Written task
Write out all of the data exactly as it appears.

[Stored data entries]
________________

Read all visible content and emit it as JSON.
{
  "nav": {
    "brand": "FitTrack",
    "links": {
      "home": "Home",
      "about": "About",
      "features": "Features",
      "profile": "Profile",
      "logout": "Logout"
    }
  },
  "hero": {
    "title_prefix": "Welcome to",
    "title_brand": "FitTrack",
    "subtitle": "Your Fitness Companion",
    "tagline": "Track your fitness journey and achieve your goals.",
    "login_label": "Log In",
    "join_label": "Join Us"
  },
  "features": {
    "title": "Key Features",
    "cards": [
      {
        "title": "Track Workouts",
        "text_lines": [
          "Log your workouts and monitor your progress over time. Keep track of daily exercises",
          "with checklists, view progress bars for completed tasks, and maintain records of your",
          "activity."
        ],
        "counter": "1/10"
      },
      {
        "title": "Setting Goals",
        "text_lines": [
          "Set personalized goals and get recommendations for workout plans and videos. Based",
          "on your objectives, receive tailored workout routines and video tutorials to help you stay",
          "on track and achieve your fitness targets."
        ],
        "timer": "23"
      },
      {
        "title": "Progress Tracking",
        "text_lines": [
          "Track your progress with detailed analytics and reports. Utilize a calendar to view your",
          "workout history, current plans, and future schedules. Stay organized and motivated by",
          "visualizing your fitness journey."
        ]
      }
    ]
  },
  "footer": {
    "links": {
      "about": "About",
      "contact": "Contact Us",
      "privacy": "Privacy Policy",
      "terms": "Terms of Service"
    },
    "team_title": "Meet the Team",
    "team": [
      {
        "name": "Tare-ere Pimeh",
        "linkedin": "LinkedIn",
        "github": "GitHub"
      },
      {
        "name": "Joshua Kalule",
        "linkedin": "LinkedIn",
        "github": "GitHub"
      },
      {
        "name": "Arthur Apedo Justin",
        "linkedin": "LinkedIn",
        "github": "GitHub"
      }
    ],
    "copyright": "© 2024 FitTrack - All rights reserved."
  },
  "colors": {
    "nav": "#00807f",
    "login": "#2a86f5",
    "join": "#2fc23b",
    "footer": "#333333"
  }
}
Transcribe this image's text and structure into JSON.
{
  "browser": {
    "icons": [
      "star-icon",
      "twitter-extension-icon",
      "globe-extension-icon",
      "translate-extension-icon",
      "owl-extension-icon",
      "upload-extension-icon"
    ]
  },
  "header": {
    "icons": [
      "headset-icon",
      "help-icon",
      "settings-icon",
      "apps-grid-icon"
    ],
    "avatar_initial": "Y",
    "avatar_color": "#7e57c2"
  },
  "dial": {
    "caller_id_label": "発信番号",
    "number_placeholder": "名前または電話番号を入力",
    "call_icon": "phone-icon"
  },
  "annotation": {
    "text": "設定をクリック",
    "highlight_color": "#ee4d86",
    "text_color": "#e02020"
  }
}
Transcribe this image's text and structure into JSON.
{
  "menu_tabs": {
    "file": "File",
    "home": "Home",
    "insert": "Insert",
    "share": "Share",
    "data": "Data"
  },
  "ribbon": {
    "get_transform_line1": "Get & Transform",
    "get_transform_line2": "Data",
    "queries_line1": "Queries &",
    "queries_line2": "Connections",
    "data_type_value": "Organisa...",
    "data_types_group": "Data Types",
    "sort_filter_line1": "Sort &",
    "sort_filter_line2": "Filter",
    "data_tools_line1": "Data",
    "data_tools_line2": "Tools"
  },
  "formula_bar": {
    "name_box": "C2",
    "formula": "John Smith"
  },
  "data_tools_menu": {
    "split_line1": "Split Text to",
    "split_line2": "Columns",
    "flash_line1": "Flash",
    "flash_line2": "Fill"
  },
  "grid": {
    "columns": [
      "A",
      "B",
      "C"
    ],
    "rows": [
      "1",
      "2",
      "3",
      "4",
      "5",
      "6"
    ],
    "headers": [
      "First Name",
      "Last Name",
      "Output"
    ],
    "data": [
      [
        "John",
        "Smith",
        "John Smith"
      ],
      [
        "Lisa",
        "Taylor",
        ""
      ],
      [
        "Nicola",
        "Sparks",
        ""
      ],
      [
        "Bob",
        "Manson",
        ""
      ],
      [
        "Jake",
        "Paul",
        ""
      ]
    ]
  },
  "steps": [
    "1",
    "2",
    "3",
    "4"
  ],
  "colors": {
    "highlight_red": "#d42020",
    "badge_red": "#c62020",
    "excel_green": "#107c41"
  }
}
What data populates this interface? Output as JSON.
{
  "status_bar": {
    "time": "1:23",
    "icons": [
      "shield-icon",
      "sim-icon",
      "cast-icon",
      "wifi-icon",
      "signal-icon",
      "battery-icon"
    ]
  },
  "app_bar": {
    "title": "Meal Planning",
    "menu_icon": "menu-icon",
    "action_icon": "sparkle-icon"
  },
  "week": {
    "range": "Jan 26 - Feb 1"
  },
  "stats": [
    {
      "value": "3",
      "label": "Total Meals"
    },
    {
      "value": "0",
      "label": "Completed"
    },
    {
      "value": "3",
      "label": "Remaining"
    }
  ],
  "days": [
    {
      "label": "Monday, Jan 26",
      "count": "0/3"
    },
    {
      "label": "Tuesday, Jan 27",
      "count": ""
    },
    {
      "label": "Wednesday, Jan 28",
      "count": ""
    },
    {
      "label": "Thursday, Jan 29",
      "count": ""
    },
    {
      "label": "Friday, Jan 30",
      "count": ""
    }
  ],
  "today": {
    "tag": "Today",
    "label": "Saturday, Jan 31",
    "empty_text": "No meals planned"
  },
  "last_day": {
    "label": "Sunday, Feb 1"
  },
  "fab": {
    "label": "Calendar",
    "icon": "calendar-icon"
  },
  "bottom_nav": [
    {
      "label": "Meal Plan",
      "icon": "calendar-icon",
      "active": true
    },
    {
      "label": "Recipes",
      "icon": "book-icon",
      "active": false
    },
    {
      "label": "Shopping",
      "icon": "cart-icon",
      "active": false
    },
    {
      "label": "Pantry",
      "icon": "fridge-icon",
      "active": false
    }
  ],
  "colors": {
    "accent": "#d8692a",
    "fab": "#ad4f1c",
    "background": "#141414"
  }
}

________________

Output for this exercise
Read all visible content and emit it as JSON.
{
  "nav": {
    "brand": "FitTrack",
    "links": {
      "home": "Home",
      "about": "About",
      "features": "Features",
      "profile": "Profile",
      "logout": "Logout"
    }
  },
  "hero": {
    "title_prefix": "Welcome to",
    "title_brand": "FitTrack",
    "subtitle": "Your Fitness Companion",
    "tagline": "Track your fitness journey and achieve your goals.",
    "login_label": "Log In",
    "join_label": "Join Us"
  },
  "features": {
    "title": "Key Features",
    "cards": [
      {
        "title": "Track Workouts",
        "text_lines": [
          "Log your workouts and monitor your progress over time. Keep track of daily exercises",
          "with checklists, view progress bars for completed tasks, and maintain records of your",
          "activity."
        ],
        "counter": "1/10"
      },
      {
        "title": "Setting Goals",
        "text_lines": [
          "Set personalized goals and get recommendations for workout plans and videos. Based",
          "on your objectives, receive tailored workout routines and video tutorials to help you stay",
          "on track and achieve your fitness targets."
        ],
        "timer": "23"
      },
      {
        "title": "Progress Tracking",
        "text_lines": [
          "Track your progress with detailed analytics and reports. Utilize a calendar to view your",
          "workout history, current plans, and future schedules. Stay organized and motivated by",
          "visualizing your fitness journey."
        ]
      }
    ]
  },
  "footer": {
    "links": {
      "about": "About",
      "contact": "Contact Us",
      "privacy": "Privacy Policy",
      "terms": "Terms of Service"
    },
    "team_title": "Meet the Team",
    "team": [
      {
        "name": "Tare-ere Pimeh",
        "linkedin": "LinkedIn",
        "github": "GitHub"
      },
      {
        "name": "Joshua Kalule",
        "linkedin": "LinkedIn",
        "github": "GitHub"
      },
      {
        "name": "Arthur Apedo Justin",
        "linkedin": "LinkedIn",
        "github": "GitHub"
      }
    ],
    "copyright": "© 2024 FitTrack - All rights reserved."
  },
  "colors": {
    "nav": "#00807f",
    "login": "#2a86f5",
    "join": "#2fc23b",
    "footer": "#333333"
  }
}
Transcribe this image's text and structure into JSON.
{
  "browser": {
    "icons": [
      "star-icon",
      "twitter-extension-icon",
      "globe-extension-icon",
      "translate-extension-icon",
      "owl-extension-icon",
      "upload-extension-icon"
    ]
  },
  "header": {
    "icons": [
      "headset-icon",
      "help-icon",
      "settings-icon",
      "apps-grid-icon"
    ],
    "avatar_initial": "Y",
    "avatar_color": "#7e57c2"
  },
  "dial": {
    "caller_id_label": "発信番号",
    "number_placeholder": "名前または電話番号を入力",
    "call_icon": "phone-icon"
  },
  "annotation": {
    "text": "設定をクリック",
    "highlight_color": "#ee4d86",
    "text_color": "#e02020"
  }
}
Transcribe this image's text and structure into JSON.
{
  "menu_tabs": {
    "file": "File",
    "home": "Home",
    "insert": "Insert",
    "share": "Share",
    "data": "Data"
  },
  "ribbon": {
    "get_transform_line1": "Get & Transform",
    "get_transform_line2": "Data",
    "queries_line1": "Queries &",
    "queries_line2": "Connections",
    "data_type_value": "Organisa...",
    "data_types_group": "Data Types",
    "sort_filter_line1": "Sort &",
    "sort_filter_line2": "Filter",
    "data_tools_line1": "Data",
    "data_tools_line2": "Tools"
  },
  "formula_bar": {
    "name_box": "C2",
    "formula": "John Smith"
  },
  "data_tools_menu": {
    "split_line1": "Split Text to",
    "split_line2": "Columns",
    "flash_line1": "Flash",
    "flash_line2": "Fill"
  },
  "grid": {
    "columns": [
      "A",
      "B",
      "C"
    ],
    "rows": [
      "1",
      "2",
      "3",
      "4",
      "5",
      "6"
    ],
    "headers": [
      "First Name",
      "Last Name",
      "Output"
    ],
    "data": [
      [
        "John",
        "Smith",
        "John Smith"
      ],
      [
        "Lisa",
        "Taylor",
        ""
      ],
      [
        "Nicola",
        "Sparks",
        ""
      ],
      [
        "Bob",
        "Manson",
        ""
      ],
      [
        "Jake",
        "Paul",
        ""
      ]
    ]
  },
  "steps": [
    "1",
    "2",
    "3",
    "4"
  ],
  "colors": {
    "highlight_red": "#d42020",
    "badge_red": "#c62020",
    "excel_green": "#107c41"
  }
}
What data populates this interface? Output as JSON.
{
  "status_bar": {
    "time": "1:23",
    "icons": [
      "shield-icon",
      "sim-icon",
      "cast-icon",
      "wifi-icon",
      "signal-icon",
      "battery-icon"
    ]
  },
  "app_bar": {
    "title": "Meal Planning",
    "menu_icon": "menu-icon",
    "action_icon": "sparkle-icon"
  },
  "week": {
    "range": "Jan 26 - Feb 1"
  },
  "stats": [
    {
      "value": "3",
      "label": "Total Meals"
    },
    {
      "value": "0",
      "label": "Completed"
    },
    {
      "value": "3",
      "label": "Remaining"
    }
  ],
  "days": [
    {
      "label": "Monday, Jan 26",
      "count": "0/3"
    },
    {
      "label": "Tuesday, Jan 27",
      "count": ""
    },
    {
      "label": "Wednesday, Jan 28",
      "count": ""
    },
    {
      "label": "Thursday, Jan 29",
      "count": ""
    },
    {
      "label": "Friday, Jan 30",
      "count": ""
    }
  ],
  "today": {
    "tag": "Today",
    "label": "Saturday, Jan 31",
    "empty_text": "No meals planned"
  },
  "last_day": {
    "label": "Sunday, Feb 1"
  },
  "fab": {
    "label": "Calendar",
    "icon": "calendar-icon"
  },
  "bottom_nav": [
    {
      "label": "Meal Plan",
      "icon": "calendar-icon",
      "active": true
    },
    {
      "label": "Recipes",
      "icon": "book-icon",
      "active": false
    },
    {
      "label": "Shopping",
      "icon": "cart-icon",
      "active": false
    },
    {
      "label": "Pantry",
      "icon": "fridge-icon",
      "active": false
    }
  ],
  "colors": {
    "accent": "#d8692a",
    "fab": "#ad4f1c",
    "background": "#141414"
  }
}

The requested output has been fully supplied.